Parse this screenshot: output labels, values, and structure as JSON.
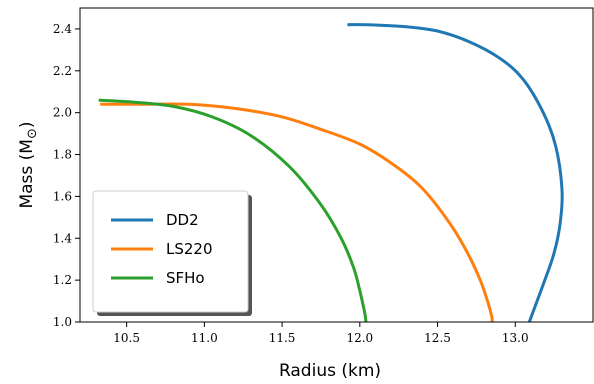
{
  "chart_data": {
    "type": "line",
    "title": "",
    "xlabel": "Radius (km)",
    "ylabel": "Mass (M",
    "ylabel_subscript": "⊙",
    "ylabel_suffix": ")",
    "xlim": [
      10.2,
      13.5
    ],
    "ylim": [
      1.0,
      2.5
    ],
    "xticks": [
      10.5,
      11.0,
      11.5,
      12.0,
      12.5,
      13.0
    ],
    "xtick_labels": [
      "10.5",
      "11.0",
      "11.5",
      "12.0",
      "12.5",
      "13.0"
    ],
    "yticks": [
      1.0,
      1.2,
      1.4,
      1.6,
      1.8,
      2.0,
      2.2,
      2.4
    ],
    "ytick_labels": [
      "1.0",
      "1.2",
      "1.4",
      "1.6",
      "1.8",
      "2.0",
      "2.2",
      "2.4"
    ],
    "grid": false,
    "legend_position": "lower-left",
    "series": [
      {
        "name": "DD2",
        "color": "#1f77b4",
        "x": [
          11.92,
          12.05,
          12.3,
          12.5,
          12.7,
          12.9,
          13.05,
          13.18,
          13.26,
          13.3,
          13.29,
          13.25,
          13.18,
          13.09
        ],
        "y": [
          2.42,
          2.42,
          2.41,
          2.39,
          2.34,
          2.26,
          2.16,
          2.0,
          1.84,
          1.64,
          1.48,
          1.33,
          1.18,
          1.0
        ]
      },
      {
        "name": "LS220",
        "color": "#ff7f0e",
        "x": [
          10.33,
          10.6,
          10.9,
          11.2,
          11.5,
          11.75,
          12.0,
          12.2,
          12.4,
          12.58,
          12.7,
          12.78,
          12.83,
          12.85,
          12.85
        ],
        "y": [
          2.04,
          2.04,
          2.04,
          2.02,
          1.98,
          1.92,
          1.85,
          1.76,
          1.64,
          1.47,
          1.32,
          1.19,
          1.08,
          1.02,
          1.0
        ]
      },
      {
        "name": "SFHo",
        "color": "#2ca02c",
        "x": [
          10.32,
          10.55,
          10.8,
          11.05,
          11.3,
          11.55,
          11.75,
          11.88,
          11.96,
          12.0,
          12.03,
          12.04
        ],
        "y": [
          2.06,
          2.05,
          2.03,
          1.98,
          1.89,
          1.74,
          1.56,
          1.4,
          1.26,
          1.15,
          1.05,
          1.0
        ]
      }
    ]
  }
}
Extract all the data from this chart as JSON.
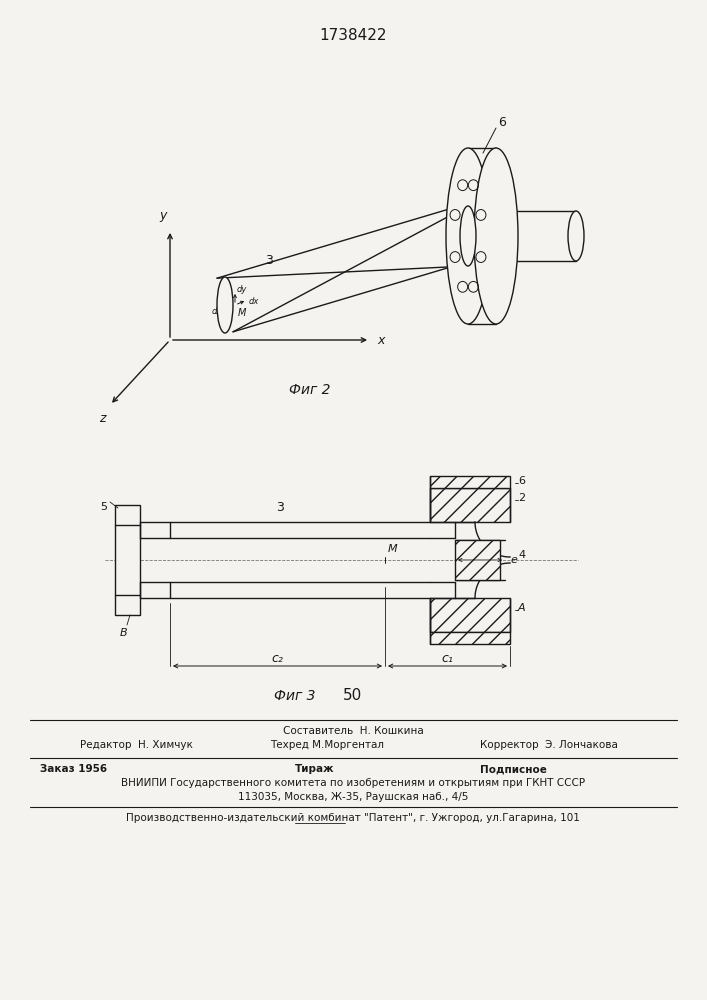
{
  "title": "1738422",
  "fig2_label": "Фиг 2",
  "fig3_label": "Фиг 3",
  "page_number": "50",
  "bg_color": "#f5f3ef",
  "line_color": "#1a1a1a",
  "footer": {
    "line1_center": "Составитель  Н. Кошкина",
    "line2_left": "Редактор  Н. Химчук",
    "line2_center": "Техред М.Моргентал",
    "line2_right": "Корректор  Э. Лончакова",
    "order": "Заказ 1956",
    "tirazh": "Тираж",
    "podpisnoe": "Подписное",
    "vniip1": "ВНИИПИ Государственного комитета по изобретениям и открытиям при ГКНТ СССР",
    "vniip2": "113035, Москва, Ж-35, Раушская наб., 4/5",
    "patent": "Производственно-издательский комбинат \"Патент\", г. Ужгород, ул.Гагарина, 101"
  }
}
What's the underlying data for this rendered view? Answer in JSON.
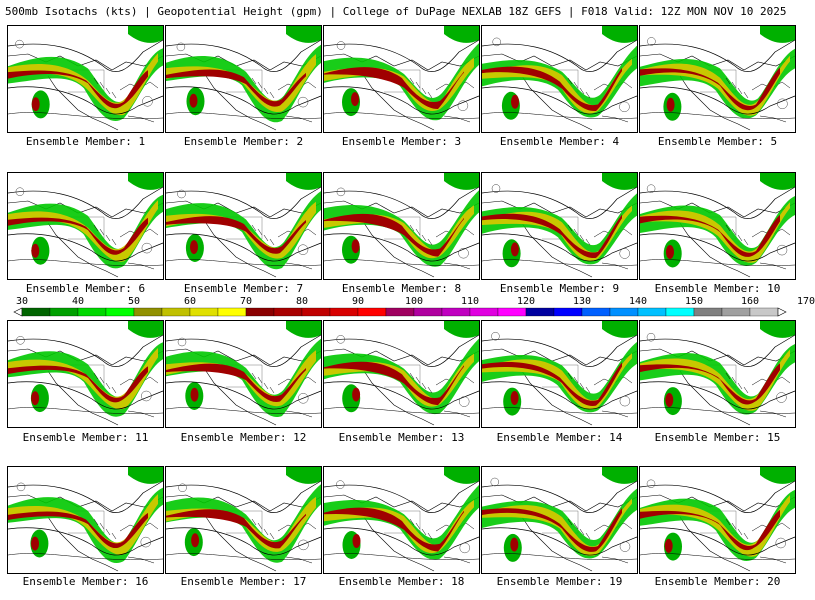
{
  "header": {
    "title": "500mb Isotachs (kts) | Geopotential Height (gpm) | College of DuPage NEXLAB",
    "run": "18Z GEFS | F018 Valid: 12Z MON NOV 10 2025"
  },
  "members": [
    {
      "label": "Ensemble Member: 1"
    },
    {
      "label": "Ensemble Member: 2"
    },
    {
      "label": "Ensemble Member: 3"
    },
    {
      "label": "Ensemble Member: 4"
    },
    {
      "label": "Ensemble Member: 5"
    },
    {
      "label": "Ensemble Member: 6"
    },
    {
      "label": "Ensemble Member: 7"
    },
    {
      "label": "Ensemble Member: 8"
    },
    {
      "label": "Ensemble Member: 9"
    },
    {
      "label": "Ensemble Member: 10"
    },
    {
      "label": "Ensemble Member: 11"
    },
    {
      "label": "Ensemble Member: 12"
    },
    {
      "label": "Ensemble Member: 13"
    },
    {
      "label": "Ensemble Member: 14"
    },
    {
      "label": "Ensemble Member: 15"
    },
    {
      "label": "Ensemble Member: 16"
    },
    {
      "label": "Ensemble Member: 17"
    },
    {
      "label": "Ensemble Member: 18"
    },
    {
      "label": "Ensemble Member: 19"
    },
    {
      "label": "Ensemble Member: 20"
    }
  ],
  "colorbar": {
    "ticks": [
      "30",
      "40",
      "50",
      "60",
      "70",
      "80",
      "90",
      "100",
      "110",
      "120",
      "130",
      "140",
      "150",
      "160",
      "170"
    ],
    "colors": [
      "#006400",
      "#00a000",
      "#00d800",
      "#00ff00",
      "#909000",
      "#c0c000",
      "#e0e000",
      "#ffff00",
      "#8b0000",
      "#a80000",
      "#c00000",
      "#d80000",
      "#ff0000",
      "#a00060",
      "#b000a0",
      "#c000c0",
      "#e000e0",
      "#ff00ff",
      "#0000a0",
      "#0000ff",
      "#0060ff",
      "#0090ff",
      "#00c0ff",
      "#00ffff",
      "#808080",
      "#a0a0a0",
      "#c8c8c8"
    ]
  }
}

## Problem requirements
List all lines in the material containing the string "JSON".

## Response to this task
Parse this screenshot: output labels, values, and structure as JSON.
Extract all the data from this chart as JSON.
What's the underlying data for this rendered view? Answer in JSON.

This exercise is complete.